Figure content listings:
____

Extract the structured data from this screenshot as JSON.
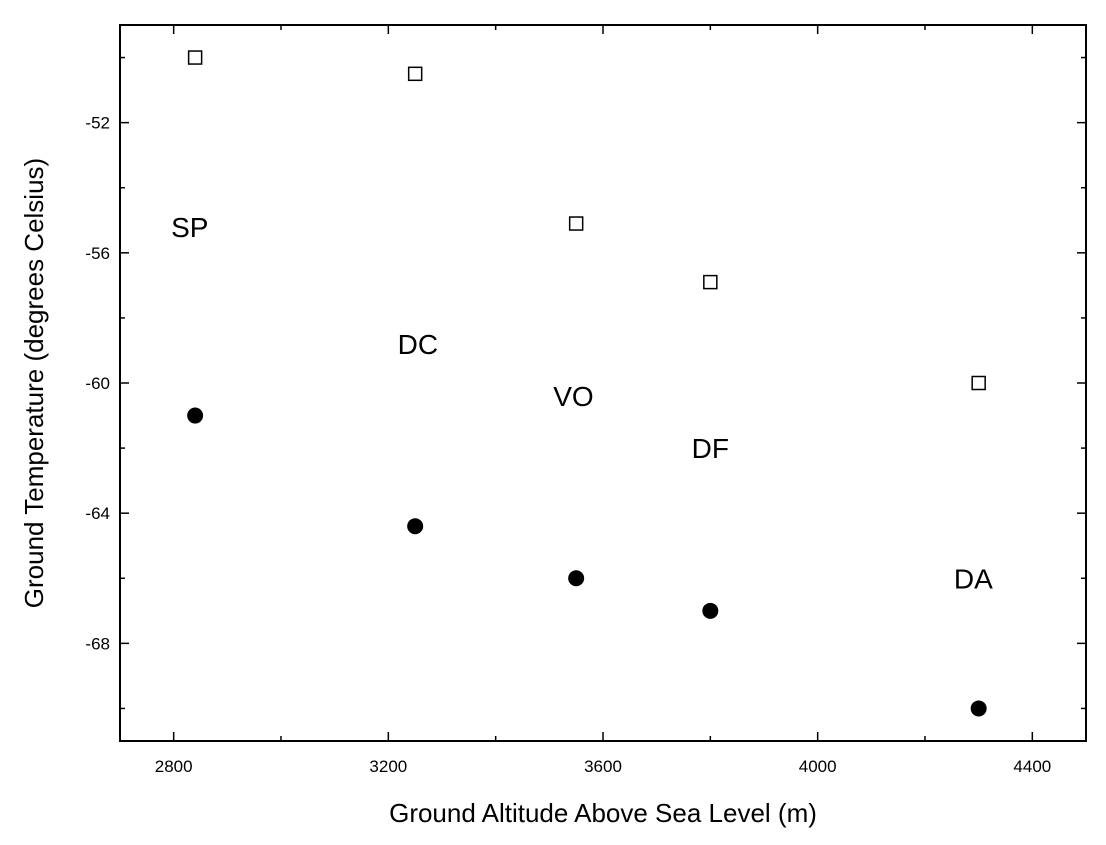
{
  "chart_data": {
    "type": "scatter",
    "title": "",
    "xlabel": "Ground Altitude Above Sea Level (m)",
    "ylabel": "Ground Temperature (degrees Celsius)",
    "xlim": [
      2700,
      4500
    ],
    "ylim": [
      -71,
      -49
    ],
    "x_major_ticks": [
      2800,
      3200,
      3600,
      4000,
      4400
    ],
    "x_minor_ticks": [
      3000,
      3400,
      3800,
      4200
    ],
    "y_major_ticks": [
      -52,
      -56,
      -60,
      -64,
      -68
    ],
    "y_minor_ticks": [
      -50,
      -54,
      -58,
      -62,
      -66,
      -70
    ],
    "grid": false,
    "series": [
      {
        "marker": "open-square",
        "points": [
          {
            "x": 2840,
            "y": -50.0
          },
          {
            "x": 3250,
            "y": -50.5
          },
          {
            "x": 3550,
            "y": -55.1
          },
          {
            "x": 3800,
            "y": -56.9
          },
          {
            "x": 4300,
            "y": -60.0
          }
        ]
      },
      {
        "marker": "filled-circle",
        "points": [
          {
            "x": 2840,
            "y": -61.0
          },
          {
            "x": 3250,
            "y": -64.4
          },
          {
            "x": 3550,
            "y": -66.0
          },
          {
            "x": 3800,
            "y": -67.0
          },
          {
            "x": 4300,
            "y": -70.0
          }
        ]
      }
    ],
    "annotations": [
      {
        "text": "SP",
        "x": 2830,
        "y": -55.2
      },
      {
        "text": "DC",
        "x": 3255,
        "y": -58.8
      },
      {
        "text": "VO",
        "x": 3545,
        "y": -60.4
      },
      {
        "text": "DF",
        "x": 3800,
        "y": -62.0
      },
      {
        "text": "DA",
        "x": 4290,
        "y": -66.0
      }
    ]
  }
}
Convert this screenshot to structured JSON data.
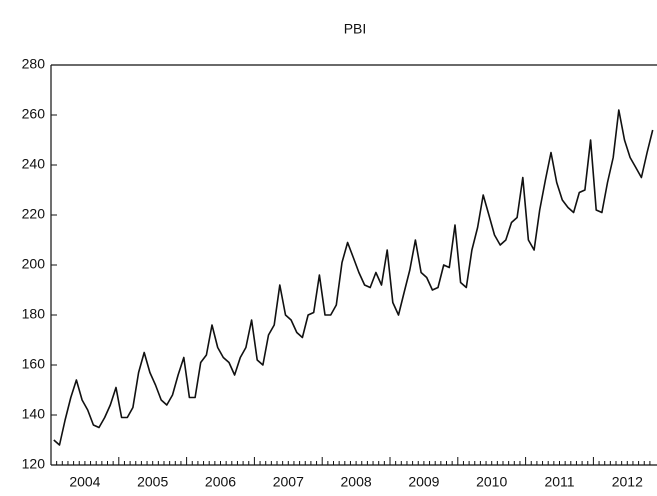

____

▶ **Your goal**:
Repeat the entries exactly and keep the pictures out of the copy.

▶ **Exercise output**:
Extract the structured data from this screenshot as JSON.
{
  "chart_data": {
    "type": "scatter",
    "title": "",
    "xlabel": "Ground Altitude Above Sea Level (m)",
    "ylabel": "Ground Temperature (degrees Celsius)",
    "xlim": [
      2700,
      4500
    ],
    "ylim": [
      -71,
      -49
    ],
    "x_major_ticks": [
      2800,
      3200,
      3600,
      4000,
      4400
    ],
    "x_minor_ticks": [
      3000,
      3400,
      3800,
      4200
    ],
    "y_major_ticks": [
      -52,
      -56,
      -60,
      -64,
      -68
    ],
    "y_minor_ticks": [
      -50,
      -54,
      -58,
      -62,
      -66,
      -70
    ],
    "grid": false,
    "series": [
      {
        "marker": "open-square",
        "points": [
          {
            "x": 2840,
            "y": -50.0
          },
          {
            "x": 3250,
            "y": -50.5
          },
          {
            "x": 3550,
            "y": -55.1
          },
          {
            "x": 3800,
            "y": -56.9
          },
          {
            "x": 4300,
            "y": -60.0
          }
        ]
      },
      {
        "marker": "filled-circle",
        "points": [
          {
            "x": 2840,
            "y": -61.0
          },
          {
            "x": 3250,
            "y": -64.4
          },
          {
            "x": 3550,
            "y": -66.0
          },
          {
            "x": 3800,
            "y": -67.0
          },
          {
            "x": 4300,
            "y": -70.0
          }
        ]
      }
    ],
    "annotations": [
      {
        "text": "SP",
        "x": 2830,
        "y": -55.2
      },
      {
        "text": "DC",
        "x": 3255,
        "y": -58.8
      },
      {
        "text": "VO",
        "x": 3545,
        "y": -60.4
      },
      {
        "text": "DF",
        "x": 3800,
        "y": -62.0
      },
      {
        "text": "DA",
        "x": 4290,
        "y": -66.0
      }
    ]
  }
}
Convert this screenshot to structured JSON data.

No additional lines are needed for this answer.